Data entries:
=======
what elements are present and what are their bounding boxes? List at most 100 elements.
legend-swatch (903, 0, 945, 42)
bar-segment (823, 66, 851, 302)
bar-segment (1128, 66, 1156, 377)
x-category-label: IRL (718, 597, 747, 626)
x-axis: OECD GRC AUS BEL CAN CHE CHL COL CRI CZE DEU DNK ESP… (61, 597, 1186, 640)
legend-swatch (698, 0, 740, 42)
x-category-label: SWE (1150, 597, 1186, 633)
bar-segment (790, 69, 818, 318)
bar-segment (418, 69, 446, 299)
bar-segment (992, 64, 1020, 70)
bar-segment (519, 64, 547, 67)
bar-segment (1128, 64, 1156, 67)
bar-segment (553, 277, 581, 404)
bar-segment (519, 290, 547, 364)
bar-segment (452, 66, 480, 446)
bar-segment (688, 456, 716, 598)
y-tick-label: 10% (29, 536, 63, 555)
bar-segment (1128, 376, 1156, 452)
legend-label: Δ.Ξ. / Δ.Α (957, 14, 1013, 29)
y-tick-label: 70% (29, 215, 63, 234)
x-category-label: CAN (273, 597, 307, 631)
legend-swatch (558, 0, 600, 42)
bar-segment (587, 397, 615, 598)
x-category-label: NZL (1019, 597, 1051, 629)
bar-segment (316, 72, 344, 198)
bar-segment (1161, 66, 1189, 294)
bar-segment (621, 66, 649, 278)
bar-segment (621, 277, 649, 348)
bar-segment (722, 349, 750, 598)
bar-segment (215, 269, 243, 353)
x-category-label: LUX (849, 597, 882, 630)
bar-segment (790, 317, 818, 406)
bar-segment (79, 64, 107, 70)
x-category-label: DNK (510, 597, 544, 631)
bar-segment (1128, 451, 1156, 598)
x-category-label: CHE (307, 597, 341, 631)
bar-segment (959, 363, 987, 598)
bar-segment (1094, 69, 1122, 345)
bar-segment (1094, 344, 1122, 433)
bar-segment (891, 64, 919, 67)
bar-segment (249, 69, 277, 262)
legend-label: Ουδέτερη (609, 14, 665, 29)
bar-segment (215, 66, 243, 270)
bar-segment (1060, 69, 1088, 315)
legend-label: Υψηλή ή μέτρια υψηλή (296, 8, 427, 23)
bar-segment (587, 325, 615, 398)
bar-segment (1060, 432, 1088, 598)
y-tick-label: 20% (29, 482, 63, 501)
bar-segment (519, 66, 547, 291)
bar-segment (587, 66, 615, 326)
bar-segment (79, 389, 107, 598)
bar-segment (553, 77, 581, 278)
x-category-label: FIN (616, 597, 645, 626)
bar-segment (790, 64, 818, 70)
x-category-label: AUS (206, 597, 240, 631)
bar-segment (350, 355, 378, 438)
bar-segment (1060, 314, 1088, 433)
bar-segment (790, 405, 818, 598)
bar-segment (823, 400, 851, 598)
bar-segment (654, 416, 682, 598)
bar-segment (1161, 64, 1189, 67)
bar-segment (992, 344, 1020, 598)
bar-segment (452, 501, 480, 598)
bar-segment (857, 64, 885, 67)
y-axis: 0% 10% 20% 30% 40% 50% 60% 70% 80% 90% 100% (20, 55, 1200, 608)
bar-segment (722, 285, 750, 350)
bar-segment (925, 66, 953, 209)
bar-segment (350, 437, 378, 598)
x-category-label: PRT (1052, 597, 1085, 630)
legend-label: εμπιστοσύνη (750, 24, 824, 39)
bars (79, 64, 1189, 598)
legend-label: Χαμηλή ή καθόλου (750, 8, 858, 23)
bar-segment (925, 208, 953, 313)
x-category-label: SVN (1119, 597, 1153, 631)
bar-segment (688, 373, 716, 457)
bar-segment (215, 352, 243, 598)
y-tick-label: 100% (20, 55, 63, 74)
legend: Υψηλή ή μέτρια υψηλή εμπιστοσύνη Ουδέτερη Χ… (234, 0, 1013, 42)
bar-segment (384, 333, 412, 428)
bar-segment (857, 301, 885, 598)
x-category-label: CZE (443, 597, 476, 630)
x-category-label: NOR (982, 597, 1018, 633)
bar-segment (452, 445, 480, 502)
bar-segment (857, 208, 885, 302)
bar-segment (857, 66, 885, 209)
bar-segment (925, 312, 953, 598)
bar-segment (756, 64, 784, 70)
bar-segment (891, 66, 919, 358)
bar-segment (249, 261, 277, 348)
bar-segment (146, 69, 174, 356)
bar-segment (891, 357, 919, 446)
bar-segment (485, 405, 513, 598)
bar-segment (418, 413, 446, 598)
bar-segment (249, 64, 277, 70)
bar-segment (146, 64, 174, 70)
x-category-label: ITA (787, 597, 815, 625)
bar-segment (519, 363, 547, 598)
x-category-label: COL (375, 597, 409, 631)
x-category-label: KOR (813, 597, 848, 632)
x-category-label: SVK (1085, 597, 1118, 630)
=======
What you need to do -
Reproduce every line of the entries above without a single change.

Task result -
what elements are present and what are their bounding boxes? List at most 100 elements.
legend-swatch (903, 0, 945, 42)
bar-segment (823, 66, 851, 302)
bar-segment (1128, 66, 1156, 377)
x-category-label: IRL (718, 597, 747, 626)
x-axis: OECD GRC AUS BEL CAN CHE CHL COL CRI CZE DEU DNK ESP… (61, 597, 1186, 640)
legend-swatch (698, 0, 740, 42)
x-category-label: SWE (1150, 597, 1186, 633)
bar-segment (790, 69, 818, 318)
bar-segment (418, 69, 446, 299)
bar-segment (992, 64, 1020, 70)
bar-segment (519, 64, 547, 67)
bar-segment (1128, 64, 1156, 67)
bar-segment (553, 277, 581, 404)
bar-segment (519, 290, 547, 364)
bar-segment (452, 66, 480, 446)
bar-segment (688, 456, 716, 598)
y-tick-label: 10% (29, 536, 63, 555)
bar-segment (1128, 376, 1156, 452)
legend-label: Δ.Ξ. / Δ.Α (957, 14, 1013, 29)
y-tick-label: 70% (29, 215, 63, 234)
x-category-label: CAN (273, 597, 307, 631)
legend-swatch (558, 0, 600, 42)
bar-segment (587, 397, 615, 598)
x-category-label: NZL (1019, 597, 1051, 629)
bar-segment (316, 72, 344, 198)
bar-segment (1161, 66, 1189, 294)
bar-segment (621, 66, 649, 278)
bar-segment (621, 277, 649, 348)
bar-segment (722, 349, 750, 598)
bar-segment (215, 269, 243, 353)
x-category-label: LUX (849, 597, 882, 630)
bar-segment (790, 317, 818, 406)
bar-segment (79, 64, 107, 70)
x-category-label: DNK (510, 597, 544, 631)
bar-segment (1128, 451, 1156, 598)
x-category-label: CHE (307, 597, 341, 631)
bar-segment (959, 363, 987, 598)
bar-segment (1094, 69, 1122, 345)
bar-segment (1094, 344, 1122, 433)
bar-segment (891, 64, 919, 67)
bar-segment (249, 69, 277, 262)
legend-label: Ουδέτερη (609, 14, 665, 29)
bar-segment (215, 66, 243, 270)
bar-segment (1060, 69, 1088, 315)
legend-label: Υψηλή ή μέτρια υψηλή (296, 8, 427, 23)
bar-segment (587, 325, 615, 398)
bar-segment (1060, 432, 1088, 598)
y-tick-label: 20% (29, 482, 63, 501)
bar-segment (519, 66, 547, 291)
bar-segment (587, 66, 615, 326)
bar-segment (79, 389, 107, 598)
bar-segment (553, 77, 581, 278)
x-category-label: FIN (616, 597, 645, 626)
bar-segment (790, 64, 818, 70)
x-category-label: AUS (206, 597, 240, 631)
bar-segment (350, 355, 378, 438)
bar-segment (1060, 314, 1088, 433)
bar-segment (790, 405, 818, 598)
bar-segment (823, 400, 851, 598)
bar-segment (654, 416, 682, 598)
bar-segment (1161, 64, 1189, 67)
bar-segment (992, 344, 1020, 598)
bar-segment (452, 501, 480, 598)
bar-segment (857, 64, 885, 67)
y-axis: 0% 10% 20% 30% 40% 50% 60% 70% 80% 90% 100% (20, 55, 1200, 608)
bar-segment (722, 285, 750, 350)
bar-segment (925, 66, 953, 209)
bar-segment (350, 437, 378, 598)
x-category-label: PRT (1052, 597, 1085, 630)
legend-label: εμπιστοσύνη (750, 24, 824, 39)
bars (79, 64, 1189, 598)
legend-label: Χαμηλή ή καθόλου (750, 8, 858, 23)
bar-segment (925, 208, 953, 313)
x-category-label: SVN (1119, 597, 1153, 631)
bar-segment (688, 373, 716, 457)
bar-segment (215, 352, 243, 598)
y-tick-label: 100% (20, 55, 63, 74)
legend: Υψηλή ή μέτρια υψηλή εμπιστοσύνη Ουδέτερη Χ… (234, 0, 1013, 42)
bar-segment (384, 333, 412, 428)
bar-segment (857, 301, 885, 598)
x-category-label: CZE (443, 597, 476, 630)
x-category-label: NOR (982, 597, 1018, 633)
bar-segment (452, 445, 480, 502)
bar-segment (857, 208, 885, 302)
bar-segment (857, 66, 885, 209)
bar-segment (925, 312, 953, 598)
bar-segment (756, 64, 784, 70)
bar-segment (891, 66, 919, 358)
bar-segment (249, 261, 277, 348)
bar-segment (146, 69, 174, 356)
bar-segment (891, 357, 919, 446)
bar-segment (485, 405, 513, 598)
bar-segment (418, 413, 446, 598)
bar-segment (249, 64, 277, 70)
bar-segment (146, 64, 174, 70)
x-category-label: ITA (787, 597, 815, 625)
bar-segment (519, 363, 547, 598)
x-category-label: COL (375, 597, 409, 631)
x-category-label: KOR (813, 597, 848, 632)
x-category-label: SVK (1085, 597, 1118, 630)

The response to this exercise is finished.